Problem statement →
Below are the entries; transcribe them exactly and drop every picture.

───── Data for the task ─────

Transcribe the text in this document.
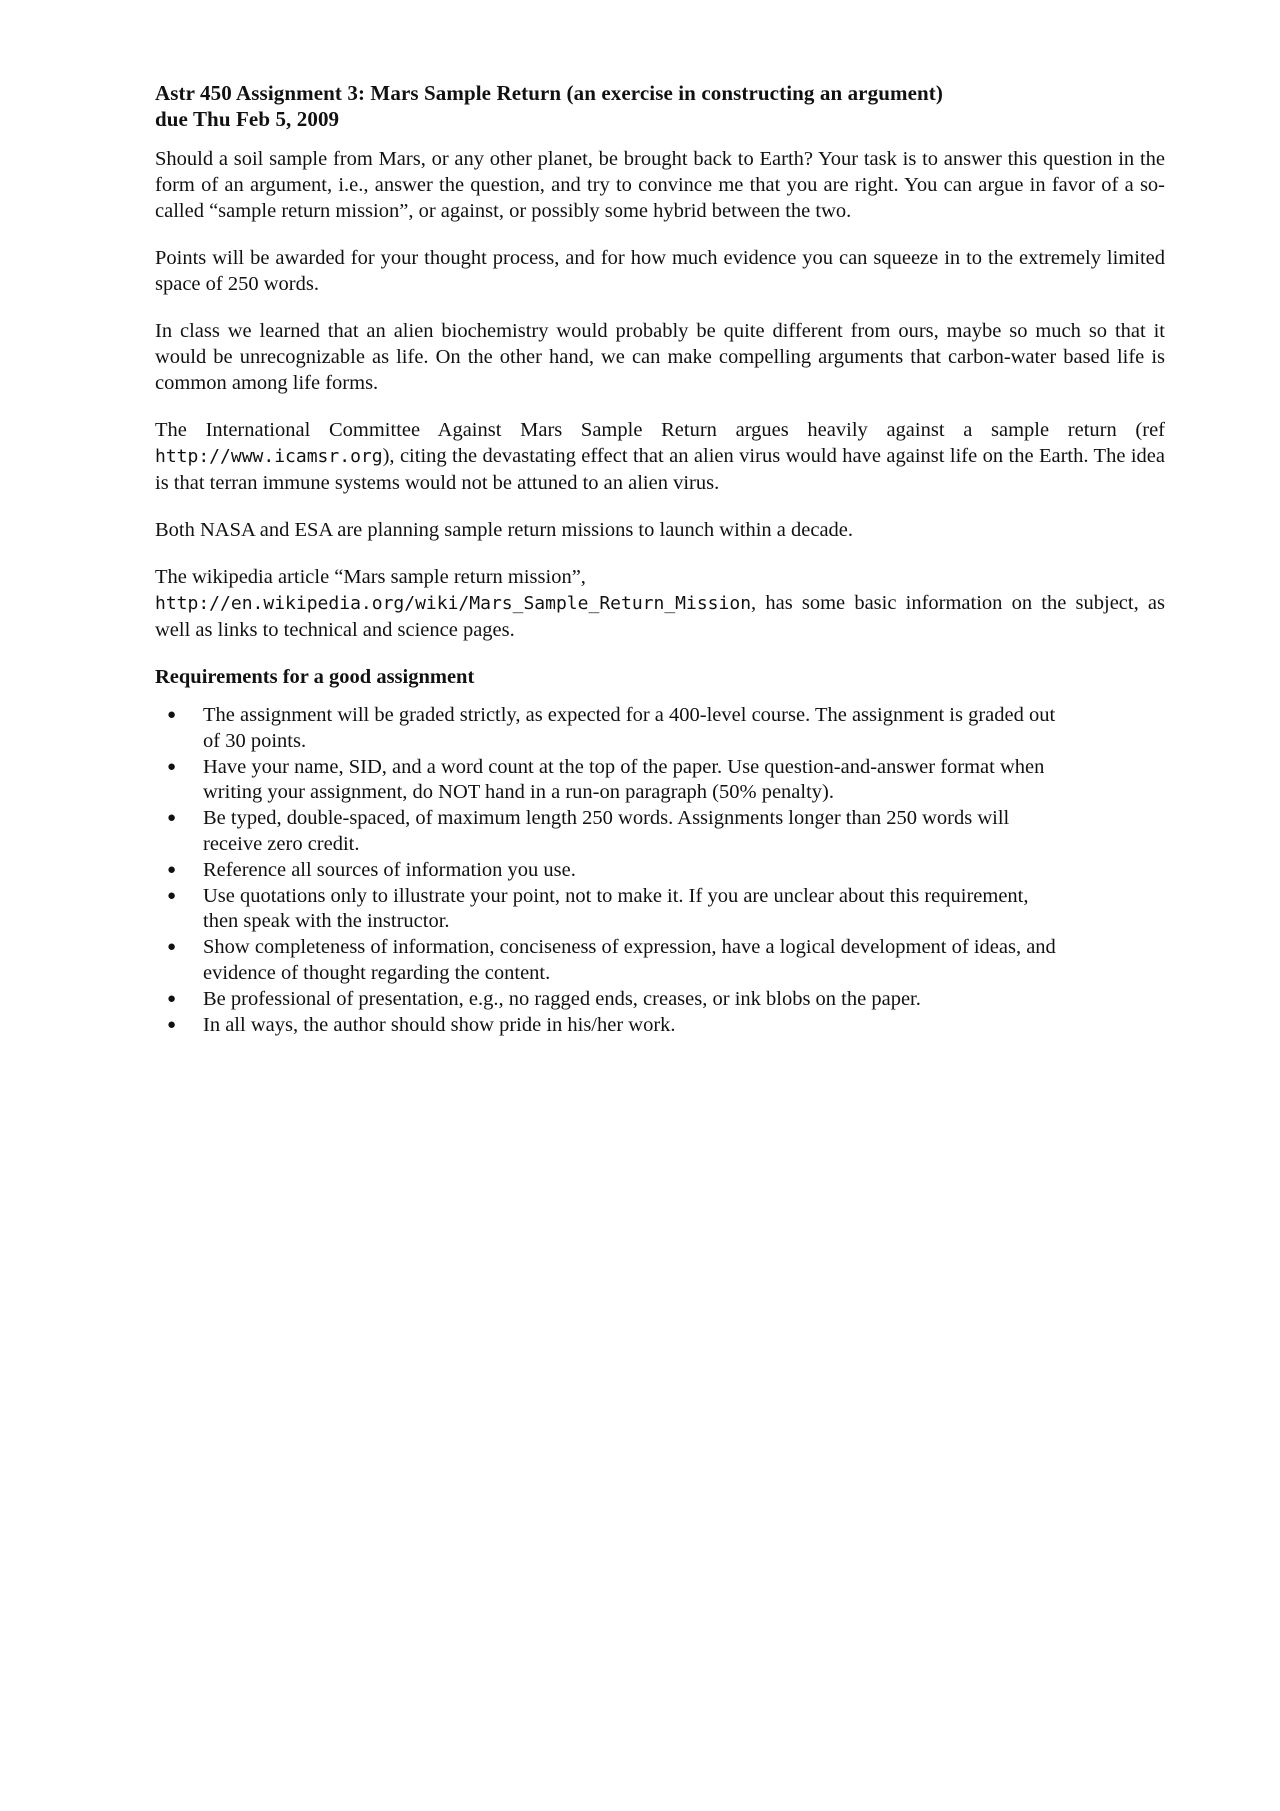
Astr 450 Assignment 3: Mars Sample Return (an exercise in constructing an argument)
due Thu Feb 5, 2009

Should a soil sample from Mars, or any other planet, be brought back to Earth? Your task is to answer this question in the form of an argument, i.e., answer the question, and try to convince me that you are right. You can argue in favor of a so-called “sample return mission”, or against, or possibly some hybrid between the two.

Points will be awarded for your thought process, and for how much evidence you can squeeze in to the extremely limited space of 250 words.

In class we learned that an alien biochemistry would probably be quite different from ours, maybe so much so that it would be unrecognizable as life. On the other hand, we can make compelling arguments that carbon-water based life is common among life forms.

The International Committee Against Mars Sample Return argues heavily against a sample return (ref http://www.icamsr.org), citing the devastating effect that an alien virus would have against life on the Earth. The idea is that terran immune systems would not be attuned to an alien virus.

Both NASA and ESA are planning sample return missions to launch within a decade.

The wikipedia article “Mars sample return mission”,
http://en.wikipedia.org/wiki/Mars_Sample_Return_Mission, has some basic information on the subject, as well as links to technical and science pages.

Requirements for a good assignment
● The assignment will be graded strictly, as expected for a 400-level course. The assignment is graded out of 30 points.
● Have your name, SID, and a word count at the top of the paper. Use question-and-answer format when writing your assignment, do NOT hand in a run-on paragraph (50% penalty).
● Be typed, double-spaced, of maximum length 250 words. Assignments longer than 250 words will receive zero credit.
● Reference all sources of information you use.
● Use quotations only to illustrate your point, not to make it. If you are unclear about this requirement, then speak with the instructor.
● Show completeness of information, conciseness of expression, have a logical development of ideas, and evidence of thought regarding the content.
● Be professional of presentation, e.g., no ragged ends, creases, or ink blobs on the paper.
● In all ways, the author should show pride in his/her work.
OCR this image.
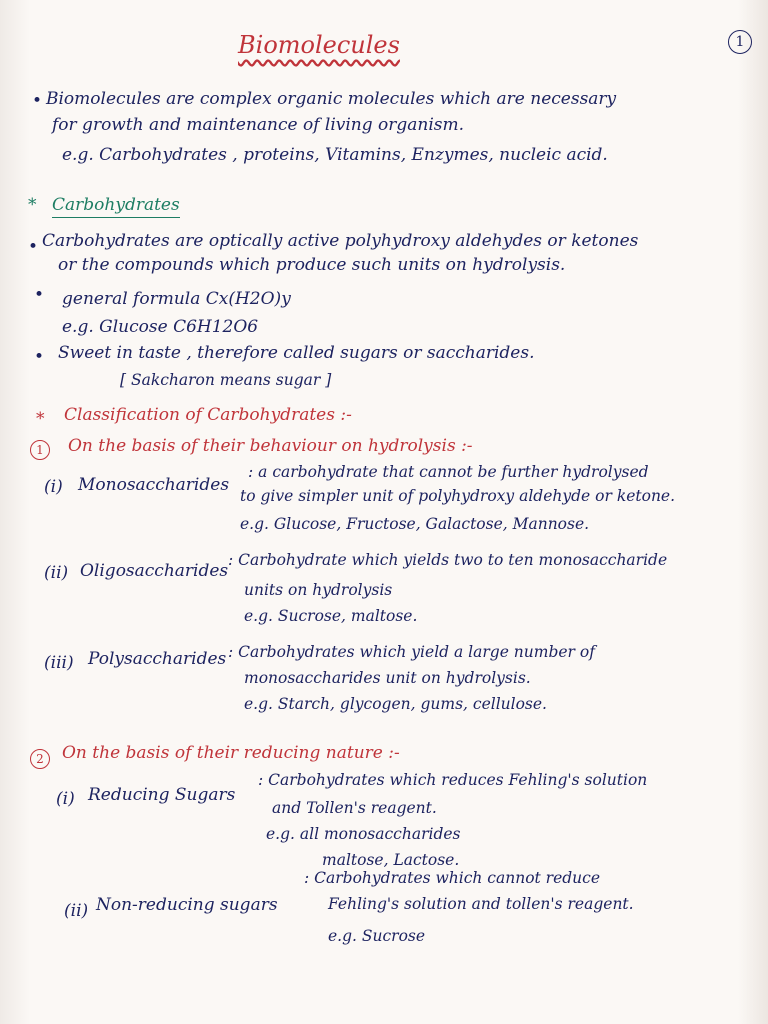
1
Biomolecules
• Biomolecules are complex organic molecules which are necessary
for growth and maintenance of living organism.
e.g. Carbohydrates , proteins, Vitamins, Enzymes, nucleic acid.
* Carbohydrates
• Carbohydrates are optically active polyhydroxy aldehydes or ketones
or the compounds which produce such units on hydrolysis.
• general formula Cx(H2O)y
e.g. Glucose C6H12O6
• Sweet in taste , therefore called sugars or saccharides.
[ Sakcharon means sugar ]
* Classification of Carbohydrates :-
1	On the basis of their behaviour on hydrolysis :-
(i) Monosaccharides
: a carbohydrate that cannot be further hydrolysed
to give simpler unit of polyhydroxy aldehyde or ketone.
e.g. Glucose, Fructose, Galactose, Mannose.
(ii) Oligosaccharides
: Carbohydrate which yields two to ten monosaccharide
units on hydrolysis
e.g. Sucrose, maltose.
(iii) Polysaccharides : Carbohydrates which yield a large number of
monosaccharides unit on hydrolysis.
e.g. Starch, glycogen, gums, cellulose.
2	On the basis of their reducing nature :-
(i) Reducing Sugars
: Carbohydrates which reduces Fehling's solution
and Tollen's reagent.
e.g. all monosaccharides
maltose, Lactose.
(ii) Non-reducing sugars
: Carbohydrates which cannot reduce
Fehling's solution and tollen's reagent.
e.g. Sucrose
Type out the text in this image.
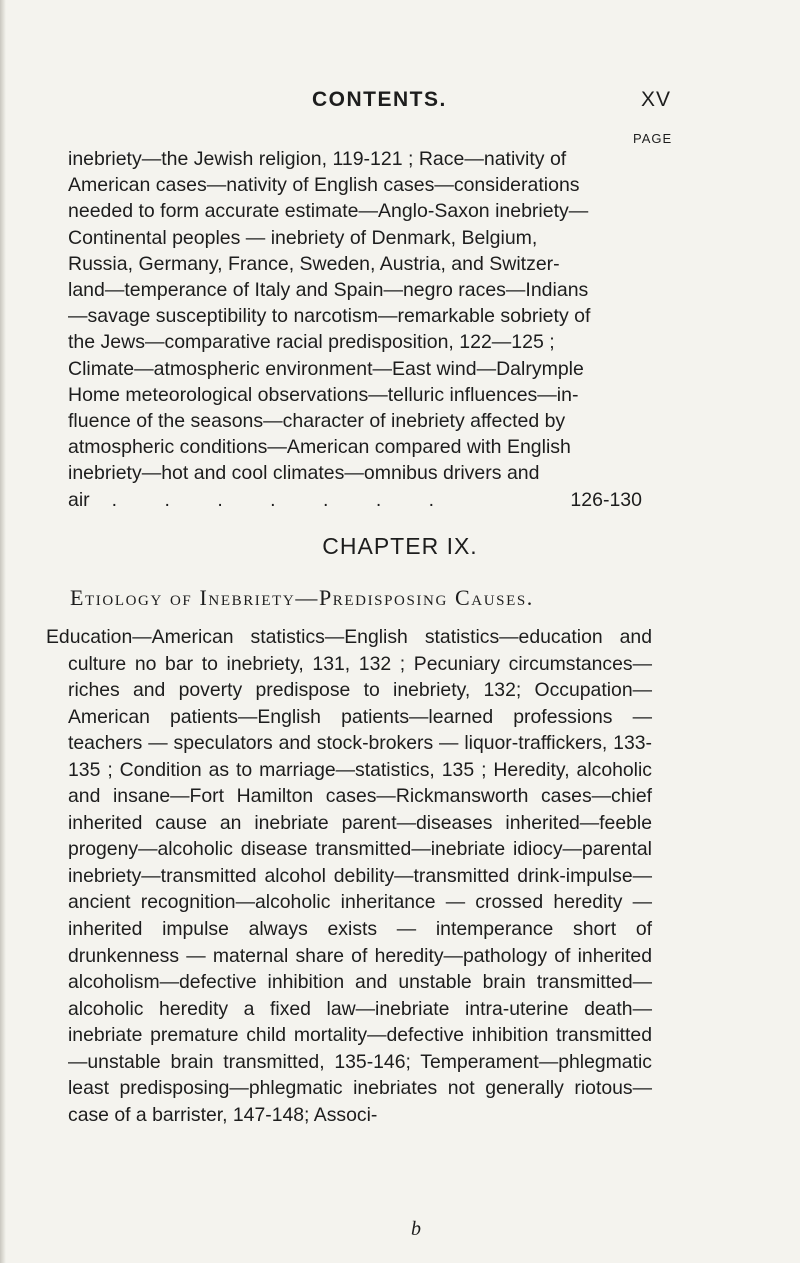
CONTENTS.	XV
PAGE
inebriety—the Jewish religion, 119-121 ; Race—nativity of
American cases—nativity of English cases—considerations
needed to form accurate estimate—Anglo-Saxon inebriety—
Continental peoples — inebriety of Denmark, Belgium,
Russia, Germany, France, Sweden, Austria, and Switzer-
land—temperance of Italy and Spain—negro races—Indians
—savage susceptibility to narcotism—remarkable sobriety of
the Jews—comparative racial predisposition, 122—125 ;
Climate—atmospheric environment—East wind—Dalrymple
Home meteorological observations—telluric influences—in-
fluence of the seasons—character of inebriety affected by
atmospheric conditions—American compared with English
inebriety—hot and cool climates—omnibus drivers and
air	. . . . . . .	126-130
CHAPTER IX.
Etiology of Inebriety—Predisposing Causes.

Education—American statistics—English statistics—education and culture no bar to inebriety, 131, 132 ; Pecuniary circumstances—riches and poverty predispose to inebriety, 132; Occupation—American patients—English patients—learned professions —teachers — speculators and stock-brokers — liquor-traffickers, 133-135 ; Condition as to marriage—statistics, 135 ; Heredity, alcoholic and insane—Fort Hamilton cases—Rickmansworth cases—chief inherited cause an inebriate parent—diseases inherited—feeble progeny—alcoholic disease transmitted—inebriate idiocy—parental inebriety—transmitted alcohol debility—transmitted drink-impulse—ancient recognition—alcoholic inheritance — crossed heredity — inherited impulse always exists — intemperance short of drunkenness — maternal share of heredity—pathology of inherited alcoholism—defective inhibition and unstable brain transmitted—alcoholic heredity a fixed law—inebriate intra-uterine death—inebriate premature child mortality—defective inhibition transmitted—unstable brain transmitted, 135-146; Temperament—phlegmatic least predisposing—phlegmatic inebriates not generally riotous—case of a barrister, 147-148; Associ-

b
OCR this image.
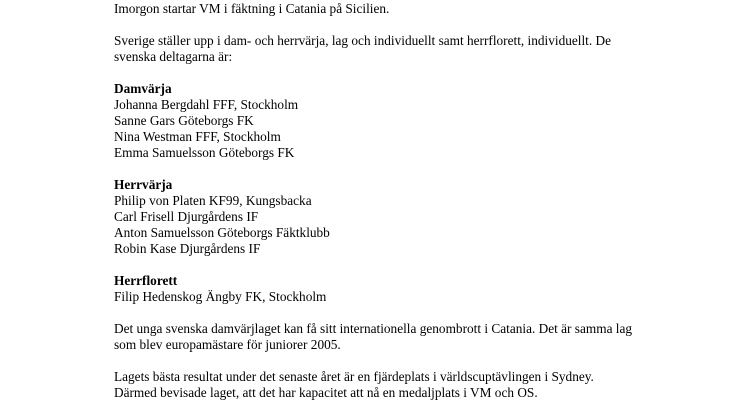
Imorgon startar VM i fäktning i Catania på Sicilien.

Sverige ställer upp i dam- och herrvärja, lag och individuellt samt herrflorett, individuellt. De svenska deltagarna är:

Damvärja
Johanna Bergdahl FFF, Stockholm
Sanne Gars Göteborgs FK
Nina Westman FFF, Stockholm
Emma Samuelsson Göteborgs FK
Herrvärja
Philip von Platen KF99, Kungsbacka
Carl Frisell Djurgårdens IF
Anton Samuelsson Göteborgs Fäktklubb
Robin Kase Djurgårdens IF
Herrflorett
Filip Hedenskog Ängby FK, Stockholm

Det unga svenska damvärjlaget kan få sitt internationella genombrott i Catania. Det är samma lag som blev europamästare för juniorer 2005.

Lagets bästa resultat under det senaste året är en fjärdeplats i världscuptävlingen i Sydney. Därmed bevisade laget, att det har kapacitet att nå en medaljplats i VM och OS.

─────

Answer box →
Transcribe the text in this document.
Astr 450 Assignment 3: Mars Sample Return (an exercise in constructing an argument)
due Thu Feb 5, 2009

Should a soil sample from Mars, or any other planet, be brought back to Earth? Your task is to answer this question in the form of an argument, i.e., answer the question, and try to convince me that you are right. You can argue in favor of a so-called “sample return mission”, or against, or possibly some hybrid between the two.

Points will be awarded for your thought process, and for how much evidence you can squeeze in to the extremely limited space of 250 words.

In class we learned that an alien biochemistry would probably be quite different from ours, maybe so much so that it would be unrecognizable as life. On the other hand, we can make compelling arguments that carbon-water based life is common among life forms.

The International Committee Against Mars Sample Return argues heavily against a sample return (ref http://www.icamsr.org), citing the devastating effect that an alien virus would have against life on the Earth. The idea is that terran immune systems would not be attuned to an alien virus.

Both NASA and ESA are planning sample return missions to launch within a decade.

The wikipedia article “Mars sample return mission”,
http://en.wikipedia.org/wiki/Mars_Sample_Return_Mission, has some basic information on the subject, as well as links to technical and science pages.

Requirements for a good assignment
● The assignment will be graded strictly, as expected for a 400-level course. The assignment is graded out of 30 points.
● Have your name, SID, and a word count at the top of the paper. Use question-and-answer format when writing your assignment, do NOT hand in a run-on paragraph (50% penalty).
● Be typed, double-spaced, of maximum length 250 words. Assignments longer than 250 words will receive zero credit.
● Reference all sources of information you use.
● Use quotations only to illustrate your point, not to make it. If you are unclear about this requirement, then speak with the instructor.
● Show completeness of information, conciseness of expression, have a logical development of ideas, and evidence of thought regarding the content.
● Be professional of presentation, e.g., no ragged ends, creases, or ink blobs on the paper.
● In all ways, the author should show pride in his/her work.
OCR this image.
1
Biomolecules
• Biomolecules are complex organic molecules which are necessary
for growth and maintenance of living organism.
e.g. Carbohydrates , proteins, Vitamins, Enzymes, nucleic acid.
* Carbohydrates
• Carbohydrates are optically active polyhydroxy aldehydes or ketones
or the compounds which produce such units on hydrolysis.
• general formula Cx(H2O)y
e.g. Glucose C6H12O6
• Sweet in taste , therefore called sugars or saccharides.
[ Sakcharon means sugar ]
* Classification of Carbohydrates :-
1	On the basis of their behaviour on hydrolysis :-
(i) Monosaccharides
: a carbohydrate that cannot be further hydrolysed
to give simpler unit of polyhydroxy aldehyde or ketone.
e.g. Glucose, Fructose, Galactose, Mannose.
(ii) Oligosaccharides
: Carbohydrate which yields two to ten monosaccharide
units on hydrolysis
e.g. Sucrose, maltose.
(iii) Polysaccharides : Carbohydrates which yield a large number of
monosaccharides unit on hydrolysis.
e.g. Starch, glycogen, gums, cellulose.
2	On the basis of their reducing nature :-
(i) Reducing Sugars
: Carbohydrates which reduces Fehling's solution
and Tollen's reagent.
e.g. all monosaccharides
maltose, Lactose.
(ii) Non-reducing sugars
: Carbohydrates which cannot reduce
Fehling's solution and tollen's reagent.
e.g. Sucrose
Type out the text in this image.
CONTENTS.	XV
PAGE
inebriety—the Jewish religion, 119-121 ; Race—nativity of
American cases—nativity of English cases—considerations
needed to form accurate estimate—Anglo-Saxon inebriety—
Continental peoples — inebriety of Denmark, Belgium,
Russia, Germany, France, Sweden, Austria, and Switzer-
land—temperance of Italy and Spain—negro races—Indians
—savage susceptibility to narcotism—remarkable sobriety of
the Jews—comparative racial predisposition, 122—125 ;
Climate—atmospheric environment—East wind—Dalrymple
Home meteorological observations—telluric influences—in-
fluence of the seasons—character of inebriety affected by
atmospheric conditions—American compared with English
inebriety—hot and cool climates—omnibus drivers and
air	. . . . . . .	126-130
CHAPTER IX.
Etiology of Inebriety—Predisposing Causes.

Education—American statistics—English statistics—education and culture no bar to inebriety, 131, 132 ; Pecuniary circumstances—riches and poverty predispose to inebriety, 132; Occupation—American patients—English patients—learned professions —teachers — speculators and stock-brokers — liquor-traffickers, 133-135 ; Condition as to marriage—statistics, 135 ; Heredity, alcoholic and insane—Fort Hamilton cases—Rickmansworth cases—chief inherited cause an inebriate parent—diseases inherited—feeble progeny—alcoholic disease transmitted—inebriate idiocy—parental inebriety—transmitted alcohol debility—transmitted drink-impulse—ancient recognition—alcoholic inheritance — crossed heredity — inherited impulse always exists — intemperance short of drunkenness — maternal share of heredity—pathology of inherited alcoholism—defective inhibition and unstable brain transmitted—alcoholic heredity a fixed law—inebriate intra-uterine death—inebriate premature child mortality—defective inhibition transmitted—unstable brain transmitted, 135-146; Temperament—phlegmatic least predisposing—phlegmatic inebriates not generally riotous—case of a barrister, 147-148; Associ-

b
OCR this image.
Imorgon startar VM i fäktning i Catania på Sicilien.

Sverige ställer upp i dam- och herrvärja, lag och individuellt samt herrflorett, individuellt. De svenska deltagarna är:

Damvärja
Johanna Bergdahl FFF, Stockholm
Sanne Gars Göteborgs FK
Nina Westman FFF, Stockholm
Emma Samuelsson Göteborgs FK
Herrvärja
Philip von Platen KF99, Kungsbacka
Carl Frisell Djurgårdens IF
Anton Samuelsson Göteborgs Fäktklubb
Robin Kase Djurgårdens IF
Herrflorett
Filip Hedenskog Ängby FK, Stockholm

Det unga svenska damvärjlaget kan få sitt internationella genombrott i Catania. Det är samma lag som blev europamästare för juniorer 2005.

Lagets bästa resultat under det senaste året är en fjärdeplats i världscuptävlingen i Sydney. Därmed bevisade laget, att det har kapacitet att nå en medaljplats i VM och OS.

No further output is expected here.